─── Stored rows ───

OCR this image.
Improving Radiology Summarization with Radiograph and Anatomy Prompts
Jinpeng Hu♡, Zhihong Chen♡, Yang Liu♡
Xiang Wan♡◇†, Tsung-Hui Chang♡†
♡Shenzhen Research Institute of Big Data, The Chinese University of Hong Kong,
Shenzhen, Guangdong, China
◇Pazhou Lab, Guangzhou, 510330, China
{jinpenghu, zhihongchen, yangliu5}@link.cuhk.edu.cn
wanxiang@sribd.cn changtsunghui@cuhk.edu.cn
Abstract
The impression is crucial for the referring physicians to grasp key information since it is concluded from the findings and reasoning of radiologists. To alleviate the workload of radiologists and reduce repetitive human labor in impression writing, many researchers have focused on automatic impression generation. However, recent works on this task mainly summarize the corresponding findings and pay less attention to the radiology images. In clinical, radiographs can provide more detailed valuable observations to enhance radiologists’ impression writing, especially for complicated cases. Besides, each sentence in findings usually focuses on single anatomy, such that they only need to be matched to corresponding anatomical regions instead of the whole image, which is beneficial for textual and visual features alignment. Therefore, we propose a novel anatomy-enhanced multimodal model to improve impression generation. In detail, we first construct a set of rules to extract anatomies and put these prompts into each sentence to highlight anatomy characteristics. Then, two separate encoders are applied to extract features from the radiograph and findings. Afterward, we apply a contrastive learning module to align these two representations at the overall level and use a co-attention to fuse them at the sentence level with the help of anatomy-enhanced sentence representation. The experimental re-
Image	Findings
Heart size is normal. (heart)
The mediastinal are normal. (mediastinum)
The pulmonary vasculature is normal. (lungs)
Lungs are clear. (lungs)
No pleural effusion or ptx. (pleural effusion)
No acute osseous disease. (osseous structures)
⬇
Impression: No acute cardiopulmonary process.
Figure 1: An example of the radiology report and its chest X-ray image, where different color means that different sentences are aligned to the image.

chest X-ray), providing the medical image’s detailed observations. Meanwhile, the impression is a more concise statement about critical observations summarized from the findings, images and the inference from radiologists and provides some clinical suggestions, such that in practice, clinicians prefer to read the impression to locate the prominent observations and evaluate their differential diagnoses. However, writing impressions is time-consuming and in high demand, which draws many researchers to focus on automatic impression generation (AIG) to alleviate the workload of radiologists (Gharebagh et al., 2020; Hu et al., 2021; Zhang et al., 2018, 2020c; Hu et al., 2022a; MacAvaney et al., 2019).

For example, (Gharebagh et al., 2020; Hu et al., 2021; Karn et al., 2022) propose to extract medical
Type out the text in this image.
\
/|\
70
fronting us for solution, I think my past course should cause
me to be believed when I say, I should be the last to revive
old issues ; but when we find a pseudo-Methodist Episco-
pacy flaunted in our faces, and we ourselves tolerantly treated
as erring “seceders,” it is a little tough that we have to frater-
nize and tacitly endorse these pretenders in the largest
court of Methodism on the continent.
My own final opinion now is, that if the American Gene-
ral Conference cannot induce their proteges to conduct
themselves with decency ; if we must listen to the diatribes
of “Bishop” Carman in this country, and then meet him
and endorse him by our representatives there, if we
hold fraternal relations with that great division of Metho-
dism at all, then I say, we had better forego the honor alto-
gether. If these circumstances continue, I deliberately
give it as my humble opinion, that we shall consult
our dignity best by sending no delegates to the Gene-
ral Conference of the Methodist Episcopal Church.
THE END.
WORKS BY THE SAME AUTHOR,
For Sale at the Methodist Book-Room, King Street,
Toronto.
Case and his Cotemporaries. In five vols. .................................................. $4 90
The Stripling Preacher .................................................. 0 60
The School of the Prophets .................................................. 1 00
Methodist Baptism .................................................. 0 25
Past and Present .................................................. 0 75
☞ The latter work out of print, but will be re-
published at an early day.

───

- _Task_
From the data, collect all lines where the string "when" appears.

- _Right answer_
me to be believed when I say, I should be the last to revive
old issues ; but when we find a pseudo-Methodist Episco-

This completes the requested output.